_WHAT IS BEING ASKED_:
Give the number of lines that hold the string "internaltool". Nothing else is needed.

Figure collection entries
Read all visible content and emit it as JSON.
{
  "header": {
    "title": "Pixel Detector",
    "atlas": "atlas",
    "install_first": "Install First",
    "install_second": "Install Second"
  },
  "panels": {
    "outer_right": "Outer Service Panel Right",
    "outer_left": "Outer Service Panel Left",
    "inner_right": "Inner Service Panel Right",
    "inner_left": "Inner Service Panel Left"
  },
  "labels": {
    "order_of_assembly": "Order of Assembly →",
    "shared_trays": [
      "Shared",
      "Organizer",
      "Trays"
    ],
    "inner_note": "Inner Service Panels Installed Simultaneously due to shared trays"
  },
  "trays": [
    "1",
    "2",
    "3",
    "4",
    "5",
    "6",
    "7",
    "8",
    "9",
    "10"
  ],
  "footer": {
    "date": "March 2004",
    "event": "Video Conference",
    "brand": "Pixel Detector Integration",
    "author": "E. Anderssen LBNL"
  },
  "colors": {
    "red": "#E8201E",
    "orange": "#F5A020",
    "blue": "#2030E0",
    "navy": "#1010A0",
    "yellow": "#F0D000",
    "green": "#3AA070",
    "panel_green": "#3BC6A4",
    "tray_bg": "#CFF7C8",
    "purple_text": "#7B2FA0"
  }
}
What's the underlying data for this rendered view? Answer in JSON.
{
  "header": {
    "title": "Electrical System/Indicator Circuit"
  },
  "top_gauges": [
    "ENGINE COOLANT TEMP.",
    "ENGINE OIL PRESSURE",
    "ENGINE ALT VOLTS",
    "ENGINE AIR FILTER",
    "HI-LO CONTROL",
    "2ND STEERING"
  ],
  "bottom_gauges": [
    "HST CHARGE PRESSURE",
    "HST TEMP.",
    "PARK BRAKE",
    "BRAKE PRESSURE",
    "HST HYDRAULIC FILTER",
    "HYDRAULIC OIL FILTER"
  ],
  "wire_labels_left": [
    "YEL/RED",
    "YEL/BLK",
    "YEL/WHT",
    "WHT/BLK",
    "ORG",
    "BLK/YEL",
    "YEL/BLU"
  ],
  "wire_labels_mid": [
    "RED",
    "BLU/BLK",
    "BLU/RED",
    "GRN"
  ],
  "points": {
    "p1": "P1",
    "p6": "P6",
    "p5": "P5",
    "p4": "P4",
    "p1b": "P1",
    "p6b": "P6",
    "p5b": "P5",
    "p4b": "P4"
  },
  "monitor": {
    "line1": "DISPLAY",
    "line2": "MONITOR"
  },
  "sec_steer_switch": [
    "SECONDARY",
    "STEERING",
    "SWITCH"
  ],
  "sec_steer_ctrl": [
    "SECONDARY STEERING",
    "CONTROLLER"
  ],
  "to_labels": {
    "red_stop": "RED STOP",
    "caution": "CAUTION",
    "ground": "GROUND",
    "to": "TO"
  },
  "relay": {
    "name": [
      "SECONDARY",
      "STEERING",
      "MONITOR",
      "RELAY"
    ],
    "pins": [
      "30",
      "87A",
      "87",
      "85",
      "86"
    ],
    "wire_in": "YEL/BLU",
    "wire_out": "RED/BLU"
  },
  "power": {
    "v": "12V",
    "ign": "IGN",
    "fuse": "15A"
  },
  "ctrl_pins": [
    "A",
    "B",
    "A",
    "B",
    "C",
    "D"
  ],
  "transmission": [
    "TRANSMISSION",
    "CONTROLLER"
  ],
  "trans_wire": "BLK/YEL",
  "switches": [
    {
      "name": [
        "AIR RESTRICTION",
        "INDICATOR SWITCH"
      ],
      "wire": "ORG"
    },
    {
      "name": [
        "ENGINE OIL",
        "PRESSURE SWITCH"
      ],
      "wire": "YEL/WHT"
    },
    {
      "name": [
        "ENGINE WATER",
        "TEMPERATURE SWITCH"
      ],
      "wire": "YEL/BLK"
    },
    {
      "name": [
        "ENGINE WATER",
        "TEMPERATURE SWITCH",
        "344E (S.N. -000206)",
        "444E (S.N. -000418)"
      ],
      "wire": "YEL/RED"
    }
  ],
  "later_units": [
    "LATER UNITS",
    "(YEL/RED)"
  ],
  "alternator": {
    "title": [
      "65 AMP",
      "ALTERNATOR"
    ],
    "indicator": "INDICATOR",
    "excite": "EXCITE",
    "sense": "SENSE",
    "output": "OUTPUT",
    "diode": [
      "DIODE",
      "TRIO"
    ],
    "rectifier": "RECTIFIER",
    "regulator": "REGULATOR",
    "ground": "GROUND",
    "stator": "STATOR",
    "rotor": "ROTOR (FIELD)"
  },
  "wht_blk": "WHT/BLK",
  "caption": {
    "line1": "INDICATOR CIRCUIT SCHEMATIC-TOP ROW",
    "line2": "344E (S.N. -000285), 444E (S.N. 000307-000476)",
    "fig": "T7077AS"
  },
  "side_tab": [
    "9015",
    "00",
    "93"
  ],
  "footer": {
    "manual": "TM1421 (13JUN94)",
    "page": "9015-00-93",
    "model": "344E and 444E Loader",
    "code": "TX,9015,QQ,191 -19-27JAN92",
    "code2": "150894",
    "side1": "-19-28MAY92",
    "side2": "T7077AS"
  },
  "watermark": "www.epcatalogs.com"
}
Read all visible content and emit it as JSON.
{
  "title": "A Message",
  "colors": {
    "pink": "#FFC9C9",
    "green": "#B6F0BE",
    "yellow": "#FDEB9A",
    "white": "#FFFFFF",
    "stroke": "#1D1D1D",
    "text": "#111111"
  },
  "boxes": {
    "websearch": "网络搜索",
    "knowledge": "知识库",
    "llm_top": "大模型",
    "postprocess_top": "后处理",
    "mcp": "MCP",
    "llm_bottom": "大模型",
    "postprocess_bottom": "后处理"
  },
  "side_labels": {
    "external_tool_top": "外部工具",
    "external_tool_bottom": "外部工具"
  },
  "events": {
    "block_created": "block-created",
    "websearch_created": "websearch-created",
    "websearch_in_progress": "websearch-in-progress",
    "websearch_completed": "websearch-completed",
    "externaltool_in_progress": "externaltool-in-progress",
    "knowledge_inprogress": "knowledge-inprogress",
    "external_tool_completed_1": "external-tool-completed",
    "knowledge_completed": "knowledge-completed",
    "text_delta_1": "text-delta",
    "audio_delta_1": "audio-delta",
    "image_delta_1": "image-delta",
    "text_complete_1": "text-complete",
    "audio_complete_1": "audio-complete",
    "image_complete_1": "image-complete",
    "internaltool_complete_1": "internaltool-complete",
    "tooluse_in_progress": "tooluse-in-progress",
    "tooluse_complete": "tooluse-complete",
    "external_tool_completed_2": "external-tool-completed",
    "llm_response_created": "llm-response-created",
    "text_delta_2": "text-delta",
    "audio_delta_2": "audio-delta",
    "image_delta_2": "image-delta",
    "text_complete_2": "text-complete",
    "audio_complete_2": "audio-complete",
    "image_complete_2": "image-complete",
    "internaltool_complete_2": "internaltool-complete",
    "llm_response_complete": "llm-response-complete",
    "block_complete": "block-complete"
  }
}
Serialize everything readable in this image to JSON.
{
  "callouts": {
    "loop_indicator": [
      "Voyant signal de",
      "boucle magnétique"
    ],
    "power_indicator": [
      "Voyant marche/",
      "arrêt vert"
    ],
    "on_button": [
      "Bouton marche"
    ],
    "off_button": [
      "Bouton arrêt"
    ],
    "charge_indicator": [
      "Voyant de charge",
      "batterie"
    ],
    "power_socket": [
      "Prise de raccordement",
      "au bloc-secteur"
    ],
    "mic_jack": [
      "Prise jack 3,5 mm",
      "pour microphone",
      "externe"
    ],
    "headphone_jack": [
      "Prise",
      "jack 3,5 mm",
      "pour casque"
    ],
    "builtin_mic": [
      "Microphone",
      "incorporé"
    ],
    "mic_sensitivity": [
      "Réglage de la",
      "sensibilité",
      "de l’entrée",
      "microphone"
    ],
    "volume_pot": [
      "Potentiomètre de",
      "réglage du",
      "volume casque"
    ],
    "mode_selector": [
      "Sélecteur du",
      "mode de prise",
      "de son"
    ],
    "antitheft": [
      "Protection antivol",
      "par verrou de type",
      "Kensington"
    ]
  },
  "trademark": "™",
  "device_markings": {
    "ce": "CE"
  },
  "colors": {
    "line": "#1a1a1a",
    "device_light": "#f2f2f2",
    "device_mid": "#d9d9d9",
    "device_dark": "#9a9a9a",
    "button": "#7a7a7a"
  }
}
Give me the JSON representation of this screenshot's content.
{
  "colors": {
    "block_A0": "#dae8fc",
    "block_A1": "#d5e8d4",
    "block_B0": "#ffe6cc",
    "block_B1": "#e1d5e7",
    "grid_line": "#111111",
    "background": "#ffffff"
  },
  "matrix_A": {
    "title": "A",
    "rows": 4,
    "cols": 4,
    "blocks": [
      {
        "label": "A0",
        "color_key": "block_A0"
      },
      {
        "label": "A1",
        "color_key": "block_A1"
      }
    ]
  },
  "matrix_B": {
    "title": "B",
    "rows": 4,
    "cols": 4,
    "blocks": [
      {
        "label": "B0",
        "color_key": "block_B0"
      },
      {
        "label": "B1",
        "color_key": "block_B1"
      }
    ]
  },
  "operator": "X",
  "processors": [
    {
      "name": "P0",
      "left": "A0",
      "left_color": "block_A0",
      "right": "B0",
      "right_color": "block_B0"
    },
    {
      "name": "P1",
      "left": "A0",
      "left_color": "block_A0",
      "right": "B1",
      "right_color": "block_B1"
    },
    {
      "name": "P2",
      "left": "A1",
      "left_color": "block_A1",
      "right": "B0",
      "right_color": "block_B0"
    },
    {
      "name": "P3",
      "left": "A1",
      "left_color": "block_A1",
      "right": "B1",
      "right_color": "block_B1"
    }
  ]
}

_EXPECTED OUTPUT_:
2